--- start of RECORDS TO PROCESS ---

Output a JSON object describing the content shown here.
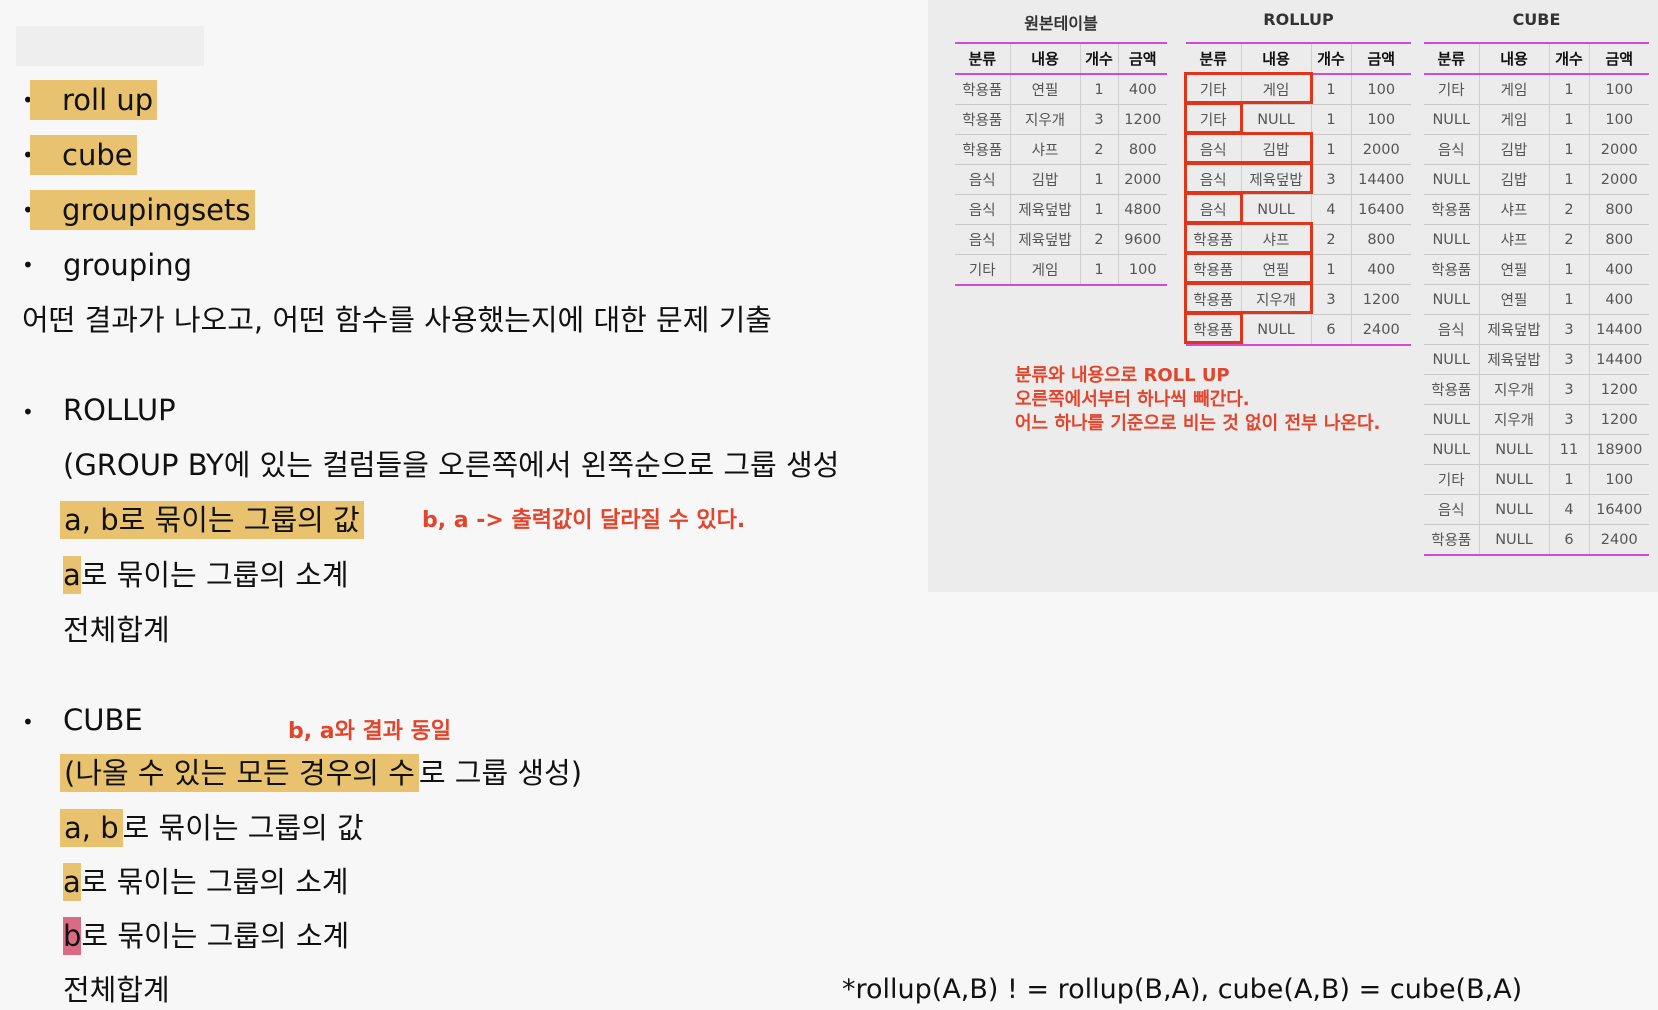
{
  "notes": {
    "bullets": [
      "roll up",
      "cube",
      "groupingsets",
      "grouping"
    ],
    "summary": "어떤 결과가 나오고, 어떤 함수를 사용했는지에 대한 문제 기출",
    "rollup": {
      "title": "ROLLUP",
      "desc": "(GROUP BY에 있는 컬럼들을 오른쪽에서 왼쪽순으로 그룹 생성",
      "line1": "a, b로 묶이는 그룹의 값",
      "line1_note": "b, a -> 출력값이 달라질 수 있다.",
      "line2_a": "a",
      "line2_rest": "로 묶이는 그룹의 소계",
      "line3": "전체합계"
    },
    "cube": {
      "title": "CUBE",
      "annotation": "b, a와 결과 동일",
      "desc_hl": "(나올 수 있는 모든 경우의 수",
      "desc_rest": "로 그룹 생성)",
      "line1_hl": "a, b",
      "line1_rest": "로 묶이는 그룹의 값",
      "line2_a": "a",
      "line2_rest": "로 묶이는 그룹의 소계",
      "line3_b": "b",
      "line3_rest": "로 묶이는 그룹의 소계",
      "line4": "전체합계"
    },
    "footer": "*rollup(A,B)  ! = rollup(B,A),  cube(A,B) = cube(B,A)"
  },
  "tables": {
    "columns": [
      "분류",
      "내용",
      "개수",
      "금액"
    ],
    "original": {
      "title": "원본테이블",
      "rows": [
        [
          "학용품",
          "연필",
          "1",
          "400"
        ],
        [
          "학용품",
          "지우개",
          "3",
          "1200"
        ],
        [
          "학용품",
          "샤프",
          "2",
          "800"
        ],
        [
          "음식",
          "김밥",
          "1",
          "2000"
        ],
        [
          "음식",
          "제육덮밥",
          "1",
          "4800"
        ],
        [
          "음식",
          "제육덮밥",
          "2",
          "9600"
        ],
        [
          "기타",
          "게임",
          "1",
          "100"
        ]
      ]
    },
    "rollup": {
      "title": "ROLLUP",
      "rows": [
        [
          "기타",
          "게임",
          "1",
          "100"
        ],
        [
          "기타",
          "NULL",
          "1",
          "100"
        ],
        [
          "음식",
          "김밥",
          "1",
          "2000"
        ],
        [
          "음식",
          "제육덮밥",
          "3",
          "14400"
        ],
        [
          "음식",
          "NULL",
          "4",
          "16400"
        ],
        [
          "학용품",
          "샤프",
          "2",
          "800"
        ],
        [
          "학용품",
          "연필",
          "1",
          "400"
        ],
        [
          "학용품",
          "지우개",
          "3",
          "1200"
        ],
        [
          "학용품",
          "NULL",
          "6",
          "2400"
        ]
      ]
    },
    "cube": {
      "title": "CUBE",
      "rows": [
        [
          "기타",
          "게임",
          "1",
          "100"
        ],
        [
          "NULL",
          "게임",
          "1",
          "100"
        ],
        [
          "음식",
          "김밥",
          "1",
          "2000"
        ],
        [
          "NULL",
          "김밥",
          "1",
          "2000"
        ],
        [
          "학용품",
          "샤프",
          "2",
          "800"
        ],
        [
          "NULL",
          "샤프",
          "2",
          "800"
        ],
        [
          "학용품",
          "연필",
          "1",
          "400"
        ],
        [
          "NULL",
          "연필",
          "1",
          "400"
        ],
        [
          "음식",
          "제육덮밥",
          "3",
          "14400"
        ],
        [
          "NULL",
          "제육덮밥",
          "3",
          "14400"
        ],
        [
          "학용품",
          "지우개",
          "3",
          "1200"
        ],
        [
          "NULL",
          "지우개",
          "3",
          "1200"
        ],
        [
          "NULL",
          "NULL",
          "11",
          "18900"
        ],
        [
          "기타",
          "NULL",
          "1",
          "100"
        ],
        [
          "음식",
          "NULL",
          "4",
          "16400"
        ],
        [
          "학용품",
          "NULL",
          "6",
          "2400"
        ]
      ]
    },
    "rollup_note": [
      "분류와 내용으로 ROLL UP",
      "오른쪽에서부터 하나씩 빼간다.",
      "어느 하나를 기준으로 비는 것 없이 전부 나온다."
    ]
  },
  "colors": {
    "highlight": "#e8c26e",
    "pink": "#d96b84",
    "annotation": "#e2452b",
    "table_rule": "#d34ad3"
  }
}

--- end of RECORDS TO PROCESS ---

## EXERCISE DETAILS
Your task is to copy the entries in full and exactly, without any images.

## CORRECT ANSWER
Output a JSON object describing the content shown here.
{
  "notes": {
    "bullets": [
      "roll up",
      "cube",
      "groupingsets",
      "grouping"
    ],
    "summary": "어떤 결과가 나오고, 어떤 함수를 사용했는지에 대한 문제 기출",
    "rollup": {
      "title": "ROLLUP",
      "desc": "(GROUP BY에 있는 컬럼들을 오른쪽에서 왼쪽순으로 그룹 생성",
      "line1": "a, b로 묶이는 그룹의 값",
      "line1_note": "b, a -> 출력값이 달라질 수 있다.",
      "line2_a": "a",
      "line2_rest": "로 묶이는 그룹의 소계",
      "line3": "전체합계"
    },
    "cube": {
      "title": "CUBE",
      "annotation": "b, a와 결과 동일",
      "desc_hl": "(나올 수 있는 모든 경우의 수",
      "desc_rest": "로 그룹 생성)",
      "line1_hl": "a, b",
      "line1_rest": "로 묶이는 그룹의 값",
      "line2_a": "a",
      "line2_rest": "로 묶이는 그룹의 소계",
      "line3_b": "b",
      "line3_rest": "로 묶이는 그룹의 소계",
      "line4": "전체합계"
    },
    "footer": "*rollup(A,B)  ! = rollup(B,A),  cube(A,B) = cube(B,A)"
  },
  "tables": {
    "columns": [
      "분류",
      "내용",
      "개수",
      "금액"
    ],
    "original": {
      "title": "원본테이블",
      "rows": [
        [
          "학용품",
          "연필",
          "1",
          "400"
        ],
        [
          "학용품",
          "지우개",
          "3",
          "1200"
        ],
        [
          "학용품",
          "샤프",
          "2",
          "800"
        ],
        [
          "음식",
          "김밥",
          "1",
          "2000"
        ],
        [
          "음식",
          "제육덮밥",
          "1",
          "4800"
        ],
        [
          "음식",
          "제육덮밥",
          "2",
          "9600"
        ],
        [
          "기타",
          "게임",
          "1",
          "100"
        ]
      ]
    },
    "rollup": {
      "title": "ROLLUP",
      "rows": [
        [
          "기타",
          "게임",
          "1",
          "100"
        ],
        [
          "기타",
          "NULL",
          "1",
          "100"
        ],
        [
          "음식",
          "김밥",
          "1",
          "2000"
        ],
        [
          "음식",
          "제육덮밥",
          "3",
          "14400"
        ],
        [
          "음식",
          "NULL",
          "4",
          "16400"
        ],
        [
          "학용품",
          "샤프",
          "2",
          "800"
        ],
        [
          "학용품",
          "연필",
          "1",
          "400"
        ],
        [
          "학용품",
          "지우개",
          "3",
          "1200"
        ],
        [
          "학용품",
          "NULL",
          "6",
          "2400"
        ]
      ]
    },
    "cube": {
      "title": "CUBE",
      "rows": [
        [
          "기타",
          "게임",
          "1",
          "100"
        ],
        [
          "NULL",
          "게임",
          "1",
          "100"
        ],
        [
          "음식",
          "김밥",
          "1",
          "2000"
        ],
        [
          "NULL",
          "김밥",
          "1",
          "2000"
        ],
        [
          "학용품",
          "샤프",
          "2",
          "800"
        ],
        [
          "NULL",
          "샤프",
          "2",
          "800"
        ],
        [
          "학용품",
          "연필",
          "1",
          "400"
        ],
        [
          "NULL",
          "연필",
          "1",
          "400"
        ],
        [
          "음식",
          "제육덮밥",
          "3",
          "14400"
        ],
        [
          "NULL",
          "제육덮밥",
          "3",
          "14400"
        ],
        [
          "학용품",
          "지우개",
          "3",
          "1200"
        ],
        [
          "NULL",
          "지우개",
          "3",
          "1200"
        ],
        [
          "NULL",
          "NULL",
          "11",
          "18900"
        ],
        [
          "기타",
          "NULL",
          "1",
          "100"
        ],
        [
          "음식",
          "NULL",
          "4",
          "16400"
        ],
        [
          "학용품",
          "NULL",
          "6",
          "2400"
        ]
      ]
    },
    "rollup_note": [
      "분류와 내용으로 ROLL UP",
      "오른쪽에서부터 하나씩 빼간다.",
      "어느 하나를 기준으로 비는 것 없이 전부 나온다."
    ]
  },
  "colors": {
    "highlight": "#e8c26e",
    "pink": "#d96b84",
    "annotation": "#e2452b",
    "table_rule": "#d34ad3"
  }
}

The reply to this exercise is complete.